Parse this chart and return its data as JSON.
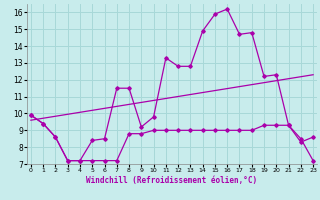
{
  "xlabel": "Windchill (Refroidissement éolien,°C)",
  "bg_color": "#c8ecec",
  "grid_color": "#a8d8d8",
  "line_color": "#aa00aa",
  "line1_x": [
    0,
    1,
    2,
    3,
    4,
    5,
    6,
    7,
    8,
    9,
    10,
    11,
    12,
    13,
    14,
    15,
    16,
    17,
    18,
    19,
    20,
    21,
    22,
    23
  ],
  "line1_y": [
    9.9,
    9.4,
    8.6,
    7.2,
    7.2,
    8.4,
    8.5,
    11.5,
    11.5,
    9.2,
    9.8,
    13.3,
    12.8,
    12.8,
    14.9,
    15.9,
    16.2,
    14.7,
    14.8,
    12.2,
    12.3,
    9.3,
    8.3,
    8.6
  ],
  "line2_x": [
    0,
    1,
    2,
    3,
    4,
    5,
    6,
    7,
    8,
    9,
    10,
    11,
    12,
    13,
    14,
    15,
    16,
    17,
    18,
    19,
    20,
    21,
    22,
    23
  ],
  "line2_y": [
    9.9,
    9.4,
    8.6,
    7.2,
    7.2,
    7.2,
    7.2,
    7.2,
    8.8,
    8.8,
    9.0,
    9.0,
    9.0,
    9.0,
    9.0,
    9.0,
    9.0,
    9.0,
    9.0,
    9.3,
    9.3,
    9.3,
    8.5,
    7.2
  ],
  "line3_x": [
    0,
    23
  ],
  "line3_y": [
    9.6,
    12.3
  ],
  "ylim": [
    7,
    16.5
  ],
  "yticks": [
    7,
    8,
    9,
    10,
    11,
    12,
    13,
    14,
    15,
    16
  ],
  "xlim": [
    -0.3,
    23.3
  ],
  "xticks": [
    0,
    1,
    2,
    3,
    4,
    5,
    6,
    7,
    8,
    9,
    10,
    11,
    12,
    13,
    14,
    15,
    16,
    17,
    18,
    19,
    20,
    21,
    22,
    23
  ]
}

Task description:
Pictures are not part of the copy; reproduce everything else in the records exactly.

Solved exercise:
Parse this chart and return its data as JSON.
{
  "xlabel": "Windchill (Refroidissement éolien,°C)",
  "bg_color": "#c8ecec",
  "grid_color": "#a8d8d8",
  "line_color": "#aa00aa",
  "line1_x": [
    0,
    1,
    2,
    3,
    4,
    5,
    6,
    7,
    8,
    9,
    10,
    11,
    12,
    13,
    14,
    15,
    16,
    17,
    18,
    19,
    20,
    21,
    22,
    23
  ],
  "line1_y": [
    9.9,
    9.4,
    8.6,
    7.2,
    7.2,
    8.4,
    8.5,
    11.5,
    11.5,
    9.2,
    9.8,
    13.3,
    12.8,
    12.8,
    14.9,
    15.9,
    16.2,
    14.7,
    14.8,
    12.2,
    12.3,
    9.3,
    8.3,
    8.6
  ],
  "line2_x": [
    0,
    1,
    2,
    3,
    4,
    5,
    6,
    7,
    8,
    9,
    10,
    11,
    12,
    13,
    14,
    15,
    16,
    17,
    18,
    19,
    20,
    21,
    22,
    23
  ],
  "line2_y": [
    9.9,
    9.4,
    8.6,
    7.2,
    7.2,
    7.2,
    7.2,
    7.2,
    8.8,
    8.8,
    9.0,
    9.0,
    9.0,
    9.0,
    9.0,
    9.0,
    9.0,
    9.0,
    9.0,
    9.3,
    9.3,
    9.3,
    8.5,
    7.2
  ],
  "line3_x": [
    0,
    23
  ],
  "line3_y": [
    9.6,
    12.3
  ],
  "ylim": [
    7,
    16.5
  ],
  "yticks": [
    7,
    8,
    9,
    10,
    11,
    12,
    13,
    14,
    15,
    16
  ],
  "xlim": [
    -0.3,
    23.3
  ],
  "xticks": [
    0,
    1,
    2,
    3,
    4,
    5,
    6,
    7,
    8,
    9,
    10,
    11,
    12,
    13,
    14,
    15,
    16,
    17,
    18,
    19,
    20,
    21,
    22,
    23
  ]
}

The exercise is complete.